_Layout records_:
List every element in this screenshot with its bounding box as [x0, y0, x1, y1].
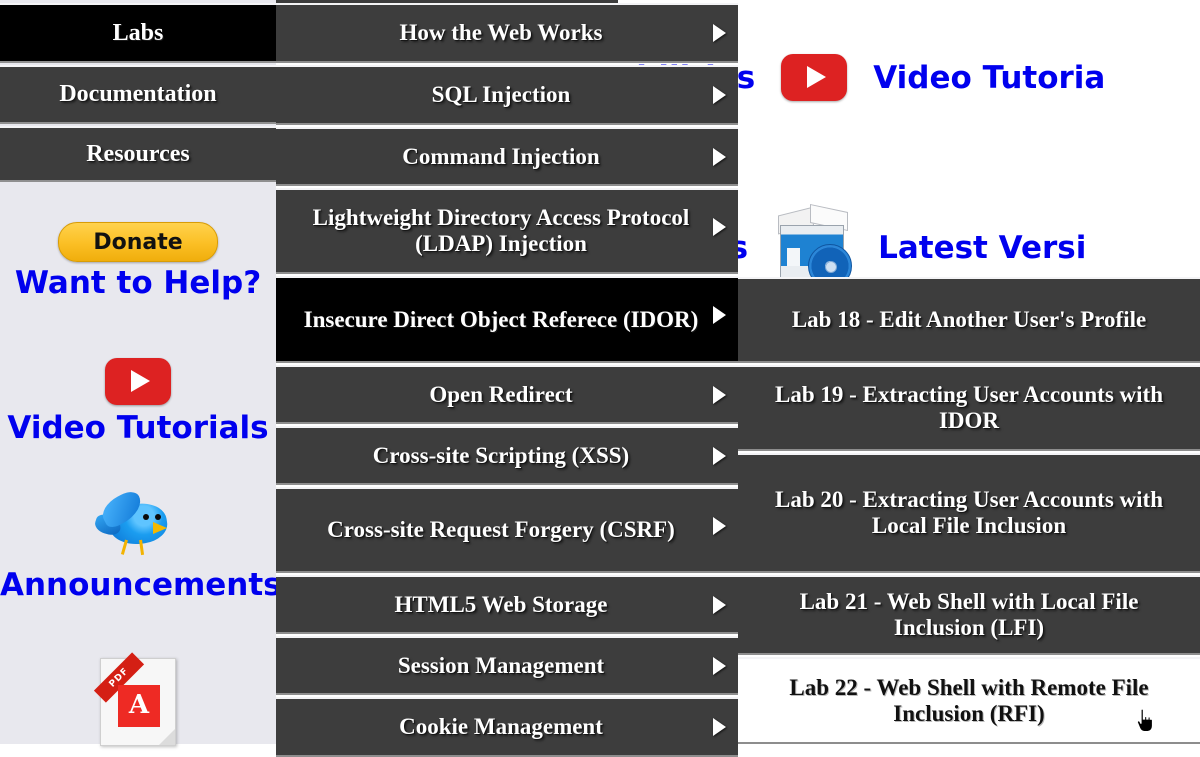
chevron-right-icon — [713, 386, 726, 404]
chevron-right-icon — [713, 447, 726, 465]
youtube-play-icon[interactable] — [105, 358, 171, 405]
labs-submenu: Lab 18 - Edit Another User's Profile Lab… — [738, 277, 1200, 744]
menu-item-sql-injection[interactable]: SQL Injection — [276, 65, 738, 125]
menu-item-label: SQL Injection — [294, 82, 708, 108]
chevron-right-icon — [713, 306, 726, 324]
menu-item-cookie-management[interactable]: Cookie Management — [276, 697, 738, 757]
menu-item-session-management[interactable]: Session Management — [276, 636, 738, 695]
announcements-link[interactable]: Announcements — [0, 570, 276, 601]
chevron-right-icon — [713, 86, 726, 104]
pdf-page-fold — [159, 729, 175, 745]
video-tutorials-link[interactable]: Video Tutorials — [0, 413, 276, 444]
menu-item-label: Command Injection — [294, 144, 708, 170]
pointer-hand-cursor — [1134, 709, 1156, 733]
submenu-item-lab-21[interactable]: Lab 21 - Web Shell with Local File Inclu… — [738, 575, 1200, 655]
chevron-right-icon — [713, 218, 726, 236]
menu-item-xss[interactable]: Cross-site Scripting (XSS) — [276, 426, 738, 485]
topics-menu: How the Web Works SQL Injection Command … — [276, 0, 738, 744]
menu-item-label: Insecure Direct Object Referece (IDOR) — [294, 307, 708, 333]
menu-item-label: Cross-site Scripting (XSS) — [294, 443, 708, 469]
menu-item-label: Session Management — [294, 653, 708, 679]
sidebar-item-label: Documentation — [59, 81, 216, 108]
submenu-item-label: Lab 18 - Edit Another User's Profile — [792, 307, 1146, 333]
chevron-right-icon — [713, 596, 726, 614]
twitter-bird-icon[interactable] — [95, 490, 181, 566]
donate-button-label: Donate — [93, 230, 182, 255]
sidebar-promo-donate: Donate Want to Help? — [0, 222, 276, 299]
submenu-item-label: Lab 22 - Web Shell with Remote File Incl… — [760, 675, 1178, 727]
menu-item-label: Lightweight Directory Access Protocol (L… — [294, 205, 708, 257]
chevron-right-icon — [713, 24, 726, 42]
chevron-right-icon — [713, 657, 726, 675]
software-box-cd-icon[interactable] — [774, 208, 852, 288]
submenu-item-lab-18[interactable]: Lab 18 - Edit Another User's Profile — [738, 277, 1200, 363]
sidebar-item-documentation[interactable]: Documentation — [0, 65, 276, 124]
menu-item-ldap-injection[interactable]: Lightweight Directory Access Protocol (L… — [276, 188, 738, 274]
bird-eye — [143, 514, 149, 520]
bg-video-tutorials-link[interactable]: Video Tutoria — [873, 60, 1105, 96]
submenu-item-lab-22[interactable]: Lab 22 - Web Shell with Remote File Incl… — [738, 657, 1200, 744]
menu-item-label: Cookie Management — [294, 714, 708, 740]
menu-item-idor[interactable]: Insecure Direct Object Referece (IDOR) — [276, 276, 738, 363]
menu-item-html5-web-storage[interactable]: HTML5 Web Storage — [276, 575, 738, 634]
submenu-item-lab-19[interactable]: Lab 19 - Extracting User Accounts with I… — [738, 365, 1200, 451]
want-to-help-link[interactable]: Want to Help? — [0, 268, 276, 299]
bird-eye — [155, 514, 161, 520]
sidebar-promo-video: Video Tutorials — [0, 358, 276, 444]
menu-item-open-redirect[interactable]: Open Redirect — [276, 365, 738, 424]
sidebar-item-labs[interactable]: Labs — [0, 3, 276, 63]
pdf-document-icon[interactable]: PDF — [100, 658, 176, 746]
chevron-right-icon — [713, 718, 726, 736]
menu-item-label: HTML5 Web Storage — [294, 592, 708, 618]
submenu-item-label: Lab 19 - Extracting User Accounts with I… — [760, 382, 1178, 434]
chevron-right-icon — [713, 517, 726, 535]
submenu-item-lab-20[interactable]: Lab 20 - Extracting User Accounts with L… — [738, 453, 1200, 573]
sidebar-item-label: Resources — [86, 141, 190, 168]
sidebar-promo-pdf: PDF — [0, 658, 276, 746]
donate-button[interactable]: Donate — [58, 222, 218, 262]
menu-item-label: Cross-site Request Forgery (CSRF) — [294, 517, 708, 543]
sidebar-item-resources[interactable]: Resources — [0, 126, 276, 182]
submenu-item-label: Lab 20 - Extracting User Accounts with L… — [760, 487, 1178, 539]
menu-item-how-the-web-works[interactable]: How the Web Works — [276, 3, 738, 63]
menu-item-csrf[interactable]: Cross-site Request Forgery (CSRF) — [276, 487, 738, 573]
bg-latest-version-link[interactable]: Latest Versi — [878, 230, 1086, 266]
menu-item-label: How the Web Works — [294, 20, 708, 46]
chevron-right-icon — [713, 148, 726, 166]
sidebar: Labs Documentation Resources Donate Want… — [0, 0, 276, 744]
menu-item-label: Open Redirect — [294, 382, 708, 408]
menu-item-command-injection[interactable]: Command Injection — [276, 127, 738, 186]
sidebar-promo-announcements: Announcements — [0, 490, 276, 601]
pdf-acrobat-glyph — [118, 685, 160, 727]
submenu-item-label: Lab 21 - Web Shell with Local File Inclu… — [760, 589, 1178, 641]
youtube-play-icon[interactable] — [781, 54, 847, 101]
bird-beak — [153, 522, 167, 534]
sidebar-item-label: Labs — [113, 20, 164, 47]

_PROBLEM REQUIREMENTS_:
Copy the lines exactly, everything from "chevron-right-icon — [713, 386, 726, 404]" down to "submenu-item-label: Lab 22", including both of those lines.

_THE RESULT_:
chevron-right-icon — [713, 386, 726, 404]
chevron-right-icon — [713, 447, 726, 465]
youtube-play-icon[interactable] — [105, 358, 171, 405]
labs-submenu: Lab 18 - Edit Another User's Profile Lab… — [738, 277, 1200, 744]
menu-item-sql-injection[interactable]: SQL Injection — [276, 65, 738, 125]
menu-item-label: SQL Injection — [294, 82, 708, 108]
chevron-right-icon — [713, 306, 726, 324]
menu-item-cookie-management[interactable]: Cookie Management — [276, 697, 738, 757]
menu-item-session-management[interactable]: Session Management — [276, 636, 738, 695]
announcements-link[interactable]: Announcements — [0, 570, 276, 601]
chevron-right-icon — [713, 86, 726, 104]
pdf-page-fold — [159, 729, 175, 745]
video-tutorials-link[interactable]: Video Tutorials — [0, 413, 276, 444]
menu-item-label: Command Injection — [294, 144, 708, 170]
pointer-hand-cursor — [1134, 709, 1156, 733]
submenu-item-lab-21[interactable]: Lab 21 - Web Shell with Local File Inclu… — [738, 575, 1200, 655]
chevron-right-icon — [713, 218, 726, 236]
menu-item-xss[interactable]: Cross-site Scripting (XSS) — [276, 426, 738, 485]
topics-menu: How the Web Works SQL Injection Command … — [276, 0, 738, 744]
menu-item-label: Insecure Direct Object Referece (IDOR) — [294, 307, 708, 333]
menu-item-label: Cross-site Scripting (XSS) — [294, 443, 708, 469]
menu-item-label: Session Management — [294, 653, 708, 679]
sidebar-item-label: Documentation — [59, 81, 216, 108]
submenu-item-label: Lab 18 - Edit Another User's Profile — [792, 307, 1146, 333]
chevron-right-icon — [713, 596, 726, 614]
twitter-bird-icon[interactable] — [95, 490, 181, 566]
donate-button-label: Donate — [93, 230, 182, 255]
sidebar-promo-donate: Donate Want to Help? — [0, 222, 276, 299]
submenu-item-label: Lab 22 - Web Shell with Remote File Incl… — [760, 675, 1178, 727]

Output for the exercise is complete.